Start Task inputs

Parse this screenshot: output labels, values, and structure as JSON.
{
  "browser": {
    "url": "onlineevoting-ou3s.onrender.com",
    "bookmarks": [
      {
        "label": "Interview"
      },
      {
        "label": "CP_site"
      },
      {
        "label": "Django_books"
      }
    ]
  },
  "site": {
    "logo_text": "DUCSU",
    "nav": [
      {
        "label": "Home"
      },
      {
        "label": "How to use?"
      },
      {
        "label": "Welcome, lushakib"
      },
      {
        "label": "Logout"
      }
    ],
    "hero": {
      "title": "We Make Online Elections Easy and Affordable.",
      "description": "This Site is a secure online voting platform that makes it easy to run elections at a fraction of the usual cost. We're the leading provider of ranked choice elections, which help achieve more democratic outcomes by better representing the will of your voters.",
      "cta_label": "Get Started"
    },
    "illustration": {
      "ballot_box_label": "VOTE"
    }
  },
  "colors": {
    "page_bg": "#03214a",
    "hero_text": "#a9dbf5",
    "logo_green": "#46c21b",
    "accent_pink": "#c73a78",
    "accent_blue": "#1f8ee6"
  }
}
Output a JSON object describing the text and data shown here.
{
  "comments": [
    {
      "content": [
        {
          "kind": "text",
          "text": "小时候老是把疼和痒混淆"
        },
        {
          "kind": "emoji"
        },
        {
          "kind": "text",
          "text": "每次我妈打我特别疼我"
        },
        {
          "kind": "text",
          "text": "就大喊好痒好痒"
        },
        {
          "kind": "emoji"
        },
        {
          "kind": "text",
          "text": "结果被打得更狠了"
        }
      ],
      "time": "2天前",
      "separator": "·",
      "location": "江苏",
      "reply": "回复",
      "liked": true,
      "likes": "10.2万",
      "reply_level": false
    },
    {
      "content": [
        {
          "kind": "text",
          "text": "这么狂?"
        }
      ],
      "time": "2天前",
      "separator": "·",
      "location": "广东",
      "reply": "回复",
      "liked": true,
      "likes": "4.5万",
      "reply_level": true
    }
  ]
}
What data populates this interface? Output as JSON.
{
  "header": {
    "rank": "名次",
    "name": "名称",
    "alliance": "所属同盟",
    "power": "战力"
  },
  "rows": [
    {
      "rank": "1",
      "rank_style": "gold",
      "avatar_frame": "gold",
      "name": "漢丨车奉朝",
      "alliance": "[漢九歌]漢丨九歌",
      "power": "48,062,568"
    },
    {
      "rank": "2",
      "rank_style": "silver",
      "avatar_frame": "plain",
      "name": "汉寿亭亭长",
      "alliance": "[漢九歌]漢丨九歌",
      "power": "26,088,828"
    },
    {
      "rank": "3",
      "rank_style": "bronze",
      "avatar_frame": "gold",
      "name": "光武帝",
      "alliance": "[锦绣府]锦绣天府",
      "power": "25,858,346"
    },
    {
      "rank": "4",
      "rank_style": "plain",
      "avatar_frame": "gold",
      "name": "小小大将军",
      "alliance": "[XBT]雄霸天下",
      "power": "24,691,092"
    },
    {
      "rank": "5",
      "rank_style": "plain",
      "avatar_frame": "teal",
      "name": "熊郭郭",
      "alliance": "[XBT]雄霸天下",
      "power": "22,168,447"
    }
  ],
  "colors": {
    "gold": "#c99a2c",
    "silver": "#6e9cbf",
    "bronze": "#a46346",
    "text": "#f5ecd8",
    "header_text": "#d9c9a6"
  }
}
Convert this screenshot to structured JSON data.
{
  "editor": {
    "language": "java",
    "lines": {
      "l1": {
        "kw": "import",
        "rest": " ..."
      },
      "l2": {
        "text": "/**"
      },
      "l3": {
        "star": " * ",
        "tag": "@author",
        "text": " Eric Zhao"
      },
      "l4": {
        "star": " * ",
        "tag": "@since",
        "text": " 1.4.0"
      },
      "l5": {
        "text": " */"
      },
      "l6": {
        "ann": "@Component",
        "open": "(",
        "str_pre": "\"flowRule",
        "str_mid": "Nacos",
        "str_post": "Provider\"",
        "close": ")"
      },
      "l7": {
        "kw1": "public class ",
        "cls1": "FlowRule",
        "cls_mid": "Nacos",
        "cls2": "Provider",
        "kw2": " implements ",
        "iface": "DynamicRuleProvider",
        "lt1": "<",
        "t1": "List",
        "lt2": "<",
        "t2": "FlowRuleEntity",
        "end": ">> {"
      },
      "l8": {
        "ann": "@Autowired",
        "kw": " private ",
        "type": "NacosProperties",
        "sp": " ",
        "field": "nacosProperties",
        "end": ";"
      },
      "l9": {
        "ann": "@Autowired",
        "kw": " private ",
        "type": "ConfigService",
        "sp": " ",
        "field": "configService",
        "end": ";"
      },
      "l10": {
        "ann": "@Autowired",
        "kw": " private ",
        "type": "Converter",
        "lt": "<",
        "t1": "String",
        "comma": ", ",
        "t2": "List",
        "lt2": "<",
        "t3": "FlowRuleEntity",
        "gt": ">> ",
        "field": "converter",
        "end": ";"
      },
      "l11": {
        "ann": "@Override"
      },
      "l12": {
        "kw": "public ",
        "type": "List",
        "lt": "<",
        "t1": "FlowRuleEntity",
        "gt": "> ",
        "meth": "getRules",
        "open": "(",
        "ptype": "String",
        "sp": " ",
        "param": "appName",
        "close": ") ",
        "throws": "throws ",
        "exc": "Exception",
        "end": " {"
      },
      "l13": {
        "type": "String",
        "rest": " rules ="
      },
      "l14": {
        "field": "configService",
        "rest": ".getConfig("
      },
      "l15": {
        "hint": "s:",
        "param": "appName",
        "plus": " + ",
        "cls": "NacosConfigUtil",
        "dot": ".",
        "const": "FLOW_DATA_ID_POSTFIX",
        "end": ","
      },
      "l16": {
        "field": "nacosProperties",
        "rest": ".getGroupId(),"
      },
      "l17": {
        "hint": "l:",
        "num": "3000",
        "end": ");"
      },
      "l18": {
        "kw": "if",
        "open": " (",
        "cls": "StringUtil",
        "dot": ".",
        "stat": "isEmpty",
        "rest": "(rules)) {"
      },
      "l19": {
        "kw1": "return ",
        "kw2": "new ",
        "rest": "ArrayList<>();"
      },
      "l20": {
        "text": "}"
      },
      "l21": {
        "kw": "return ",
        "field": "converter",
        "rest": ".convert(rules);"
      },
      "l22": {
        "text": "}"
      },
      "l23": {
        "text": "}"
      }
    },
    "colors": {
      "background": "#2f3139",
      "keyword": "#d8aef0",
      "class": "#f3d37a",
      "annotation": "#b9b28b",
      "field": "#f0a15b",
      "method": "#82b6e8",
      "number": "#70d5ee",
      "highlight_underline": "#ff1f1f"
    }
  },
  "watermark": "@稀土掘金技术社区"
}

End Task inputs

*Problem:*
From the data above, gather every line that includes the word "rest".

*Written answer:*
        "rest": " ..."
        "rest": " rules ="
        "rest": ".getConfig("
        "rest": ".getGroupId(),"
        "rest": "(rules)) {"
        "rest": "ArrayList<>();"
        "rest": ".convert(rules);"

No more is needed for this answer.